Objective ▸
Set down the full listing exactly, character for character.

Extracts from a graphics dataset
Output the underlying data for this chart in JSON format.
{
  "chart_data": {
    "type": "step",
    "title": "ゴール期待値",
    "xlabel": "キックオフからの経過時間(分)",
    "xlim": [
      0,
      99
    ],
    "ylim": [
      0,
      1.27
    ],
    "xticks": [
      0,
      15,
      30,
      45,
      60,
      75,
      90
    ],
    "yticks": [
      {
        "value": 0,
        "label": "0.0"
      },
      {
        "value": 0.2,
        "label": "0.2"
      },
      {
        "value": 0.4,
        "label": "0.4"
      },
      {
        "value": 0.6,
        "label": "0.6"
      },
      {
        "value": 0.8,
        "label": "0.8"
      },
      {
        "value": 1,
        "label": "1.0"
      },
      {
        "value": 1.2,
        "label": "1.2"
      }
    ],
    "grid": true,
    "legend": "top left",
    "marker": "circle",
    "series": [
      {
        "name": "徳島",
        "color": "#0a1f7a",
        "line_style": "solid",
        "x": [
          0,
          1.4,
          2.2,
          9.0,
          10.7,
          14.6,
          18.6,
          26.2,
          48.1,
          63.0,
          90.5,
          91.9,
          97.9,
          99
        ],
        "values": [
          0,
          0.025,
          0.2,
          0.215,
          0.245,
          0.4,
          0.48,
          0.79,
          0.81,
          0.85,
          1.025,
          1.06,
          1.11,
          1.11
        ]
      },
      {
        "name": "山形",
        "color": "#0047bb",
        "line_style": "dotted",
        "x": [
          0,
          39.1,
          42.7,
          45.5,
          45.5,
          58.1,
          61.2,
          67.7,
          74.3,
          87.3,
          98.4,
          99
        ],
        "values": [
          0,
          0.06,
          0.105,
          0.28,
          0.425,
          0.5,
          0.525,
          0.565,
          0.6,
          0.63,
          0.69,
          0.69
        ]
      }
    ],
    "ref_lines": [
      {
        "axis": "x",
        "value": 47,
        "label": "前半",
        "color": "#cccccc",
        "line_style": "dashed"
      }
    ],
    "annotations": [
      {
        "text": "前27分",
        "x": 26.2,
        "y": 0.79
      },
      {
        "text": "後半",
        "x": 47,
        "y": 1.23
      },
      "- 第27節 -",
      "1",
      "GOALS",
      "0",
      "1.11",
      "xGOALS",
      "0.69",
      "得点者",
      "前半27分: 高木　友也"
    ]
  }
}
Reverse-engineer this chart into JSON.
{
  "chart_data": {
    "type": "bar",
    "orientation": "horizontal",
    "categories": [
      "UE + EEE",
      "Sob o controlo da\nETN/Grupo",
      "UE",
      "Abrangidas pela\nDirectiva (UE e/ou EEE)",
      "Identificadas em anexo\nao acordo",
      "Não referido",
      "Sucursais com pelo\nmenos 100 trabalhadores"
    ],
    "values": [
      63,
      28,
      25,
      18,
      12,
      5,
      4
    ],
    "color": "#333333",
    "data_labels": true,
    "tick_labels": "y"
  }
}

Answer to the problem ▸
Output the underlying data for this chart in JSON format.
{
  "chart_data": {
    "type": "step",
    "title": "ゴール期待値",
    "xlabel": "キックオフからの経過時間(分)",
    "xlim": [
      0,
      99
    ],
    "ylim": [
      0,
      1.27
    ],
    "xticks": [
      0,
      15,
      30,
      45,
      60,
      75,
      90
    ],
    "yticks": [
      {
        "value": 0,
        "label": "0.0"
      },
      {
        "value": 0.2,
        "label": "0.2"
      },
      {
        "value": 0.4,
        "label": "0.4"
      },
      {
        "value": 0.6,
        "label": "0.6"
      },
      {
        "value": 0.8,
        "label": "0.8"
      },
      {
        "value": 1,
        "label": "1.0"
      },
      {
        "value": 1.2,
        "label": "1.2"
      }
    ],
    "grid": true,
    "legend": "top left",
    "marker": "circle",
    "series": [
      {
        "name": "徳島",
        "color": "#0a1f7a",
        "line_style": "solid",
        "x": [
          0,
          1.4,
          2.2,
          9.0,
          10.7,
          14.6,
          18.6,
          26.2,
          48.1,
          63.0,
          90.5,
          91.9,
          97.9,
          99
        ],
        "values": [
          0,
          0.025,
          0.2,
          0.215,
          0.245,
          0.4,
          0.48,
          0.79,
          0.81,
          0.85,
          1.025,
          1.06,
          1.11,
          1.11
        ]
      },
      {
        "name": "山形",
        "color": "#0047bb",
        "line_style": "dotted",
        "x": [
          0,
          39.1,
          42.7,
          45.5,
          45.5,
          58.1,
          61.2,
          67.7,
          74.3,
          87.3,
          98.4,
          99
        ],
        "values": [
          0,
          0.06,
          0.105,
          0.28,
          0.425,
          0.5,
          0.525,
          0.565,
          0.6,
          0.63,
          0.69,
          0.69
        ]
      }
    ],
    "ref_lines": [
      {
        "axis": "x",
        "value": 47,
        "label": "前半",
        "color": "#cccccc",
        "line_style": "dashed"
      }
    ],
    "annotations": [
      {
        "text": "前27分",
        "x": 26.2,
        "y": 0.79
      },
      {
        "text": "後半",
        "x": 47,
        "y": 1.23
      },
      "- 第27節 -",
      "1",
      "GOALS",
      "0",
      "1.11",
      "xGOALS",
      "0.69",
      "得点者",
      "前半27分: 高木　友也"
    ]
  }
}
Reverse-engineer this chart into JSON.
{
  "chart_data": {
    "type": "bar",
    "orientation": "horizontal",
    "categories": [
      "UE + EEE",
      "Sob o controlo da\nETN/Grupo",
      "UE",
      "Abrangidas pela\nDirectiva (UE e/ou EEE)",
      "Identificadas em anexo\nao acordo",
      "Não referido",
      "Sucursais com pelo\nmenos 100 trabalhadores"
    ],
    "values": [
      63,
      28,
      25,
      18,
      12,
      5,
      4
    ],
    "color": "#333333",
    "data_labels": true,
    "tick_labels": "y"
  }
}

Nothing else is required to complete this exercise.